### [Given task]
Return each line of the material verbatim.
* begin Raw records *
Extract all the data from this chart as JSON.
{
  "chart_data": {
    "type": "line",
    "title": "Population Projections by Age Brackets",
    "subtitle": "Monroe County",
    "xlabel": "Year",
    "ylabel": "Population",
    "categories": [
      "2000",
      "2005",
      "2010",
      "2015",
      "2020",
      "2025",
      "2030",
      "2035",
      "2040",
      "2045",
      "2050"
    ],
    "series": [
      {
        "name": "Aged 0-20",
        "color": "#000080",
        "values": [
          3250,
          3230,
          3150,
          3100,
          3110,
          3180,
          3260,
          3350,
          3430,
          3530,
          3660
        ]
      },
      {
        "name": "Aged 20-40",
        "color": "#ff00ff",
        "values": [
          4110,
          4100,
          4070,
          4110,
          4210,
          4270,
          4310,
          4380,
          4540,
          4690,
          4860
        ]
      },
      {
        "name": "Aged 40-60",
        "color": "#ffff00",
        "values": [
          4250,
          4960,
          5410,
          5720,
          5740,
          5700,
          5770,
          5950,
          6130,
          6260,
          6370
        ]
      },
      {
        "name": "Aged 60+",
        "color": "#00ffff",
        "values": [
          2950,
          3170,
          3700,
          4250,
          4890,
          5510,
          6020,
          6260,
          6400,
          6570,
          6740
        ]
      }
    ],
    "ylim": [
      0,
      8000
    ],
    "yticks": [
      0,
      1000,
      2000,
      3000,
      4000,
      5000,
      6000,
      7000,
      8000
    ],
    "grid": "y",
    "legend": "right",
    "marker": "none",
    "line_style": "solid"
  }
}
* end Raw records *
### [Task solution]
Extract all the data from this chart as JSON.
{
  "chart_data": {
    "type": "line",
    "title": "Population Projections by Age Brackets",
    "subtitle": "Monroe County",
    "xlabel": "Year",
    "ylabel": "Population",
    "categories": [
      "2000",
      "2005",
      "2010",
      "2015",
      "2020",
      "2025",
      "2030",
      "2035",
      "2040",
      "2045",
      "2050"
    ],
    "series": [
      {
        "name": "Aged 0-20",
        "color": "#000080",
        "values": [
          3250,
          3230,
          3150,
          3100,
          3110,
          3180,
          3260,
          3350,
          3430,
          3530,
          3660
        ]
      },
      {
        "name": "Aged 20-40",
        "color": "#ff00ff",
        "values": [
          4110,
          4100,
          4070,
          4110,
          4210,
          4270,
          4310,
          4380,
          4540,
          4690,
          4860
        ]
      },
      {
        "name": "Aged 40-60",
        "color": "#ffff00",
        "values": [
          4250,
          4960,
          5410,
          5720,
          5740,
          5700,
          5770,
          5950,
          6130,
          6260,
          6370
        ]
      },
      {
        "name": "Aged 60+",
        "color": "#00ffff",
        "values": [
          2950,
          3170,
          3700,
          4250,
          4890,
          5510,
          6020,
          6260,
          6400,
          6570,
          6740
        ]
      }
    ],
    "ylim": [
      0,
      8000
    ],
    "yticks": [
      0,
      1000,
      2000,
      3000,
      4000,
      5000,
      6000,
      7000,
      8000
    ],
    "grid": "y",
    "legend": "right",
    "marker": "none",
    "line_style": "solid"
  }
}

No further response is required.